MATERIAL TO PROCESS:

******

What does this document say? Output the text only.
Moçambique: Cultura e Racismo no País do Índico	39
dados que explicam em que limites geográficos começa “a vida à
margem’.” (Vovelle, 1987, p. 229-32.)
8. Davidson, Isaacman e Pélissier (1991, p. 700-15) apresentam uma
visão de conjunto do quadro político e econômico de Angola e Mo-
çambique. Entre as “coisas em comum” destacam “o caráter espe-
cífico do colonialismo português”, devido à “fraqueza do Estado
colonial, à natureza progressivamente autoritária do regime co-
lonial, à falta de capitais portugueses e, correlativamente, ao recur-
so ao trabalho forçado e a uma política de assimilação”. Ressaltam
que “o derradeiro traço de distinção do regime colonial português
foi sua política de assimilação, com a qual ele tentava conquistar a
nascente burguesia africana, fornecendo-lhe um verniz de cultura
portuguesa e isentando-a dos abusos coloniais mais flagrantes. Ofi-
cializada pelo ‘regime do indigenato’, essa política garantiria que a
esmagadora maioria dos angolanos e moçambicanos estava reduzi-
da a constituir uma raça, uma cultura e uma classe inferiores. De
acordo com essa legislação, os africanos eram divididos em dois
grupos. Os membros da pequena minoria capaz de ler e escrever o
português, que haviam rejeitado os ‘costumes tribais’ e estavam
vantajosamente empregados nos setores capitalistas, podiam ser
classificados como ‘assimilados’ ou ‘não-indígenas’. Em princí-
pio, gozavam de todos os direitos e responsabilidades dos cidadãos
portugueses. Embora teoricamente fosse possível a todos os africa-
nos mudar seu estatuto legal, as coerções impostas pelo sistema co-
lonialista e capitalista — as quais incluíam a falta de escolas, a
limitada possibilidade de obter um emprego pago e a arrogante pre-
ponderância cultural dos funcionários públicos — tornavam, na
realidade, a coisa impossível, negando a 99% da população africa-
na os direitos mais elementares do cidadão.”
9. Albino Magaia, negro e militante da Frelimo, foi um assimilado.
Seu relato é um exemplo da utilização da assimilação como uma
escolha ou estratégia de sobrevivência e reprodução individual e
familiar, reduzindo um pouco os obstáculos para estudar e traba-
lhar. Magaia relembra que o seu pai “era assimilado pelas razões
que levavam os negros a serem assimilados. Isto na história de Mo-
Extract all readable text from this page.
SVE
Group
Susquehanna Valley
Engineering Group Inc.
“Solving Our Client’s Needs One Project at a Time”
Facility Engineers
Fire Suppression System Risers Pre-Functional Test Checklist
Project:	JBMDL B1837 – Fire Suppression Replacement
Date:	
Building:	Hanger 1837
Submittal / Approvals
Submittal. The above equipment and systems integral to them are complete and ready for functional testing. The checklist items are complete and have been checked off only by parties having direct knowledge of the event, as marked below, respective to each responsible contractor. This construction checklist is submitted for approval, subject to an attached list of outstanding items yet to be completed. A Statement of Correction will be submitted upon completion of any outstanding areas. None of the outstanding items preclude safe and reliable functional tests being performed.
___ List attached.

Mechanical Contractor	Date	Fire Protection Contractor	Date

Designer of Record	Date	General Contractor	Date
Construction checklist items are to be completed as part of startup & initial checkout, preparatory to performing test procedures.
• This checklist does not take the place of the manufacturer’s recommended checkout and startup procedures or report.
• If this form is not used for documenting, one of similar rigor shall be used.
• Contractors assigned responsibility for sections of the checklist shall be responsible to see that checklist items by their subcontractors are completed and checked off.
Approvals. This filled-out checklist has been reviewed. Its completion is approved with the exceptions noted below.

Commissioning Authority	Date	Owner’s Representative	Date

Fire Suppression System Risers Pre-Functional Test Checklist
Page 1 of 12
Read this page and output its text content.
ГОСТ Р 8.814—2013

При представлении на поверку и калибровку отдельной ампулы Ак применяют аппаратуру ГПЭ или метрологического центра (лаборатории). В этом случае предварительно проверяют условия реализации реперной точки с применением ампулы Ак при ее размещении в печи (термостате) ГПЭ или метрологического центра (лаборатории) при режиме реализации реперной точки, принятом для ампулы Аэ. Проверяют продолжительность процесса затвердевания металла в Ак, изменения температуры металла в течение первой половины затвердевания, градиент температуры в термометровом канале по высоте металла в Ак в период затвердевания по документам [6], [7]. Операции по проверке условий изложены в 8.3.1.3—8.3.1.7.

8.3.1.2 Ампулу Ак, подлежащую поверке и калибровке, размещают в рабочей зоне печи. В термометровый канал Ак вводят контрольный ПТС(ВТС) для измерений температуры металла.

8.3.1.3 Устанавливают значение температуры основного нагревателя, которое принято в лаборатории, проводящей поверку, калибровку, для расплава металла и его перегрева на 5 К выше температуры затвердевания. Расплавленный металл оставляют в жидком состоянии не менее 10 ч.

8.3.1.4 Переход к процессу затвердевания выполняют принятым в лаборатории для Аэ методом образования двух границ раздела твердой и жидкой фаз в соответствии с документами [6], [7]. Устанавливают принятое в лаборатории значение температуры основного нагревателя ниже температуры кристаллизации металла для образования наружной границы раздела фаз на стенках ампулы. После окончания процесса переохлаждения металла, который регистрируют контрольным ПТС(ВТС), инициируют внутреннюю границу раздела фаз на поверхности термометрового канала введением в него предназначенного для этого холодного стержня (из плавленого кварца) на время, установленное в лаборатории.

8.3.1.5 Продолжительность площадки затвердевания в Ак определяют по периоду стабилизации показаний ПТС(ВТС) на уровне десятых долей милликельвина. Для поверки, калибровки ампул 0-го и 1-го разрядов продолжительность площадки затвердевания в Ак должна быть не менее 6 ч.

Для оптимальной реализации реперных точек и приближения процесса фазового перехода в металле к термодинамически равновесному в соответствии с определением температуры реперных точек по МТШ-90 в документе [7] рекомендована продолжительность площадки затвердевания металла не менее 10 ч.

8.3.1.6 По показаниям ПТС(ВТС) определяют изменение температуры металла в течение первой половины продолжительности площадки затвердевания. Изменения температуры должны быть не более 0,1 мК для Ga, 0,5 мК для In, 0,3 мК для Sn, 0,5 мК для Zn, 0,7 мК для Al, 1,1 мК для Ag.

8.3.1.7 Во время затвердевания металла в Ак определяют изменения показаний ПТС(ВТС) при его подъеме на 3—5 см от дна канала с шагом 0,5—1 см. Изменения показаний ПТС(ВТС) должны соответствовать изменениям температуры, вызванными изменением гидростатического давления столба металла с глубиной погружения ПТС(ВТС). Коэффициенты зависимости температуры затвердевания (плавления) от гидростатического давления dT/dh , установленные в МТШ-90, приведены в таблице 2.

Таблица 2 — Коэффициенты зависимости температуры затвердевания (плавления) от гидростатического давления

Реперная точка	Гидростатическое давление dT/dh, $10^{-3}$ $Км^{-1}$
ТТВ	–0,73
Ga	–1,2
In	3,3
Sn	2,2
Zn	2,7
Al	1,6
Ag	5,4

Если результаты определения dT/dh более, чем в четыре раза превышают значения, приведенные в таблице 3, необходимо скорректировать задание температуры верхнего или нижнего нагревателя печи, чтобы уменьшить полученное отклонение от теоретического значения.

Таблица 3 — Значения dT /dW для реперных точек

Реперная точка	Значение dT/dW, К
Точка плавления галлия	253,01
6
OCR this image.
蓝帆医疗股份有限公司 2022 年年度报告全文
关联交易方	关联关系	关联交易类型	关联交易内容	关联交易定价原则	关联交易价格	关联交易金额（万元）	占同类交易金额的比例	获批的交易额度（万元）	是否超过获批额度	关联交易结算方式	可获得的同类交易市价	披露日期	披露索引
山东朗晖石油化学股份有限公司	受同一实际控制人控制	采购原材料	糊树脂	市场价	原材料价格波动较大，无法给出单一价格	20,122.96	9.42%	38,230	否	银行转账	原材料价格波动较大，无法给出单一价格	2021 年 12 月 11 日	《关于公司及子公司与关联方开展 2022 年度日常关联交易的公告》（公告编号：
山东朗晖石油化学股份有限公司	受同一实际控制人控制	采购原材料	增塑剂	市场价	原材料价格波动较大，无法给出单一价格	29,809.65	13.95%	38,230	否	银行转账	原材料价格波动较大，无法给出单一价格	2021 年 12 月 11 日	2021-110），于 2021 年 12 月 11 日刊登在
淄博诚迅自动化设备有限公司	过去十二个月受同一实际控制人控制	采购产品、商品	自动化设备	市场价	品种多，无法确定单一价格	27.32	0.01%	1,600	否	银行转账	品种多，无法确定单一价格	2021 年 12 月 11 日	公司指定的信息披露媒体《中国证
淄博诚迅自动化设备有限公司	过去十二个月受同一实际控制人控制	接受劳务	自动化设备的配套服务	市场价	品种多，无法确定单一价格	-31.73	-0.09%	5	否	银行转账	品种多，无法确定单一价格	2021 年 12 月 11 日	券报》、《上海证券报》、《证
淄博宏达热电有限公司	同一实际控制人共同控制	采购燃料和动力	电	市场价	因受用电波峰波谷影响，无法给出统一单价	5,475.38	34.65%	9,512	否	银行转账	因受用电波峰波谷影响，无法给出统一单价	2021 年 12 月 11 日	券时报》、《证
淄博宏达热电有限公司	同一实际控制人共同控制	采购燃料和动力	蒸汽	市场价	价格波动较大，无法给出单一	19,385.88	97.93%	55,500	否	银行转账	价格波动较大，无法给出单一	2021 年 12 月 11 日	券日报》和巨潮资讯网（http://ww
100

******

EXERCISE: In the listing above, find the lines holding the word "калибровку" and copy them.

WORKED SOLUTION:
При представлении на поверку и калибровку отдельной ампулы Ак применяют аппаратуру ГПЭ или метрологического центра (лаборатории). В этом случае предварительно проверяют условия реализации реперной точки с применением ампулы Ак при ее размещении в печи (термостате) ГПЭ или метрологического центра (лаборатории) при режиме реализации реперной точки, принятом для ампулы Аэ. Проверяют продолжительность процесса затвердевания металла в Ак, изменения температуры металла в течение первой половины затвердевания, градиент температуры в термометровом канале по высоте металла в Ак в период затвердевания по документам [6], [7]. Операции по проверке условий изложены в 8.3.1.3—8.3.1.7.
8.3.1.3 Устанавливают значение температуры основного нагревателя, которое принято в лаборатории, проводящей поверку, калибровку, для расплава металла и его перегрева на 5 К выше температуры затвердевания. Расплавленный металл оставляют в жидком состоянии не менее 10 ч.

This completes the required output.